Answer with one number: how many lines hold the string "keys".
_ _ _
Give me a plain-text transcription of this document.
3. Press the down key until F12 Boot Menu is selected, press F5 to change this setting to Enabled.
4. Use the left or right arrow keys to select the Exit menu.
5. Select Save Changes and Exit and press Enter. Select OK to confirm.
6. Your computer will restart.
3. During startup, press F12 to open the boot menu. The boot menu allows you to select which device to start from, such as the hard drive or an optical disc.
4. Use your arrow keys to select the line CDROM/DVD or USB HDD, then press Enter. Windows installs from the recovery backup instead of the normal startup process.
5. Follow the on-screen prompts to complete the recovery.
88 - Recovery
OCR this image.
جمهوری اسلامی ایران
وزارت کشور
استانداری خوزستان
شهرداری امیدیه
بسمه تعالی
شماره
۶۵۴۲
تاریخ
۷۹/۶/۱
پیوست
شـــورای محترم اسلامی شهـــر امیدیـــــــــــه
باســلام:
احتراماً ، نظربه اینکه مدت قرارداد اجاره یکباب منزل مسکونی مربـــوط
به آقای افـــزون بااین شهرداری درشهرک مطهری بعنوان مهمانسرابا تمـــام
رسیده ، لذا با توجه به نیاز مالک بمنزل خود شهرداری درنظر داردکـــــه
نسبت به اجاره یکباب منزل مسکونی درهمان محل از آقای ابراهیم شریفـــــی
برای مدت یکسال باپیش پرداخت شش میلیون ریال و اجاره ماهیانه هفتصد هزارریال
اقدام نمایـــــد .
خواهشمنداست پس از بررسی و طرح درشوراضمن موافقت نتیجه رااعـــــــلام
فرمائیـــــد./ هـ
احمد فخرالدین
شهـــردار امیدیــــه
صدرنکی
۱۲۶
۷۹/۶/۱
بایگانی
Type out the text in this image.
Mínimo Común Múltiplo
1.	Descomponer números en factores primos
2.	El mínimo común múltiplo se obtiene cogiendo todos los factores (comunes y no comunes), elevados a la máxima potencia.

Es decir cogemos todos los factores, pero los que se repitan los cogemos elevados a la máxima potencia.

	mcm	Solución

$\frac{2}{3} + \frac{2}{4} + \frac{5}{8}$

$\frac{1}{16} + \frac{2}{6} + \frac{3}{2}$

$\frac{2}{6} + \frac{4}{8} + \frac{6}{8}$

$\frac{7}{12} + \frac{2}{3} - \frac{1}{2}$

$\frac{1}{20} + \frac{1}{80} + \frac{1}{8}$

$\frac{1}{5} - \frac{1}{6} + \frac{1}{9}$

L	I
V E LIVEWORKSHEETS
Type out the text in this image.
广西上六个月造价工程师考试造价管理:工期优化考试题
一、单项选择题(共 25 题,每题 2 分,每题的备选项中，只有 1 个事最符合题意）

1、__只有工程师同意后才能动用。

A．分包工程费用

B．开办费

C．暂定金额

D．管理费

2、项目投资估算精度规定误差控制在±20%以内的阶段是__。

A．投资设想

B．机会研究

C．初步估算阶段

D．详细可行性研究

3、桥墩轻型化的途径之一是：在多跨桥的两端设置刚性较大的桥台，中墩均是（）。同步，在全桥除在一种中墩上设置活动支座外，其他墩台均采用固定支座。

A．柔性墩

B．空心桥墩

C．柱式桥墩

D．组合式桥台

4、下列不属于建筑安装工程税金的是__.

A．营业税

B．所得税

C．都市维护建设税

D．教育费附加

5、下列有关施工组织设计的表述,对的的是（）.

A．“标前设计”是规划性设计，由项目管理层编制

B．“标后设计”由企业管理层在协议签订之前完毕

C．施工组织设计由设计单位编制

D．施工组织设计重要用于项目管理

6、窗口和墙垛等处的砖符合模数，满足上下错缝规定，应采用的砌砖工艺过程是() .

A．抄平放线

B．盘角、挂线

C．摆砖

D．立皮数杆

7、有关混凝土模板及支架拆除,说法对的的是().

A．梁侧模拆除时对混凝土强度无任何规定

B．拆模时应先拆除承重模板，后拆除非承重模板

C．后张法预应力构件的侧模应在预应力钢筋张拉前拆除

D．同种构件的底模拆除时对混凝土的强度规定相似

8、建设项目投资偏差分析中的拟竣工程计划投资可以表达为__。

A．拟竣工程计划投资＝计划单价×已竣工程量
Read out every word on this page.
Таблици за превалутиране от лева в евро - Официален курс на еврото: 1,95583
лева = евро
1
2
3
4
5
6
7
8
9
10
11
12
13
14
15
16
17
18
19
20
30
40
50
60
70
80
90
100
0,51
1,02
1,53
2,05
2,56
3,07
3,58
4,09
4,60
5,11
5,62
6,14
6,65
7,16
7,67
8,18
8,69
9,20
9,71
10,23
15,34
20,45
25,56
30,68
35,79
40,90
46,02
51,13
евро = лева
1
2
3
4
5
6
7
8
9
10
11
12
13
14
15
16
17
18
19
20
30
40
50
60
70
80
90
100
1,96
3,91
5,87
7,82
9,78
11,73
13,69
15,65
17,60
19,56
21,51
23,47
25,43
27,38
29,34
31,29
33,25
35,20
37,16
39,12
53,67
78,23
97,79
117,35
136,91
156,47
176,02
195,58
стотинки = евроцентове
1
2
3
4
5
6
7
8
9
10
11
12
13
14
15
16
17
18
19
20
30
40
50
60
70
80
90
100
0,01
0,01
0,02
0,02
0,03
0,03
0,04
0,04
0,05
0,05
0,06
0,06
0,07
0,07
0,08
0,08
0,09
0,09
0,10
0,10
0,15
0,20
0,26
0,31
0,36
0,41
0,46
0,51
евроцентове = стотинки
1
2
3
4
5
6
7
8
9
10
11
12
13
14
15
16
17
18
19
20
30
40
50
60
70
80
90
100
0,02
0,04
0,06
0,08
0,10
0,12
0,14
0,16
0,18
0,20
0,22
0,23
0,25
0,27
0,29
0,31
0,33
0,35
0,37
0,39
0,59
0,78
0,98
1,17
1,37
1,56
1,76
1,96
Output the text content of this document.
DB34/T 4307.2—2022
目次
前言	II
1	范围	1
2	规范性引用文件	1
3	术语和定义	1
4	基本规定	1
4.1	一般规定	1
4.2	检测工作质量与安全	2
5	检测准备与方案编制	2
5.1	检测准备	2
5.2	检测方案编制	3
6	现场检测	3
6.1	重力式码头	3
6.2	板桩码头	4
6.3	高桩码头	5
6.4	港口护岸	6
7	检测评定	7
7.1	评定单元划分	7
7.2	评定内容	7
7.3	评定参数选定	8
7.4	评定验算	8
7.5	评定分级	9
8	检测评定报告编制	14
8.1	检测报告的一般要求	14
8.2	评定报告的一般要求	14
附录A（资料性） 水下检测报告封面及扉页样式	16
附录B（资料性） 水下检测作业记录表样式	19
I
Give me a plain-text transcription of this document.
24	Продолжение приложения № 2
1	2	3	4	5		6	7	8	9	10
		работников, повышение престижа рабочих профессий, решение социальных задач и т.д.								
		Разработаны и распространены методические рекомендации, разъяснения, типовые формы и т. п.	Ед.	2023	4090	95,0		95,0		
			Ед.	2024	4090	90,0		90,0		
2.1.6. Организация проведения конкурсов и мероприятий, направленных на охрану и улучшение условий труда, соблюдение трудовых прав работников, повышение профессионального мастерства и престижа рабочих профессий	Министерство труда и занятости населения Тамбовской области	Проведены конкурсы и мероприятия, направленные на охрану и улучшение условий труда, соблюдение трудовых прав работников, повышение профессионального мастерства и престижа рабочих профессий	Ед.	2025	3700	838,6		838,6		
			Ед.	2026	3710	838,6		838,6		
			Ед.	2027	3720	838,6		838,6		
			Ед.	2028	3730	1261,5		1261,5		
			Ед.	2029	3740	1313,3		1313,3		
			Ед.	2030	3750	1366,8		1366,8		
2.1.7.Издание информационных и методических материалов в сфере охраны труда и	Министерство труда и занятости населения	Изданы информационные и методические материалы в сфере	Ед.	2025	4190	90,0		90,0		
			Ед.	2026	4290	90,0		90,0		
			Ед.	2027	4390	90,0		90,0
_ _ _
Answer to the problem:
2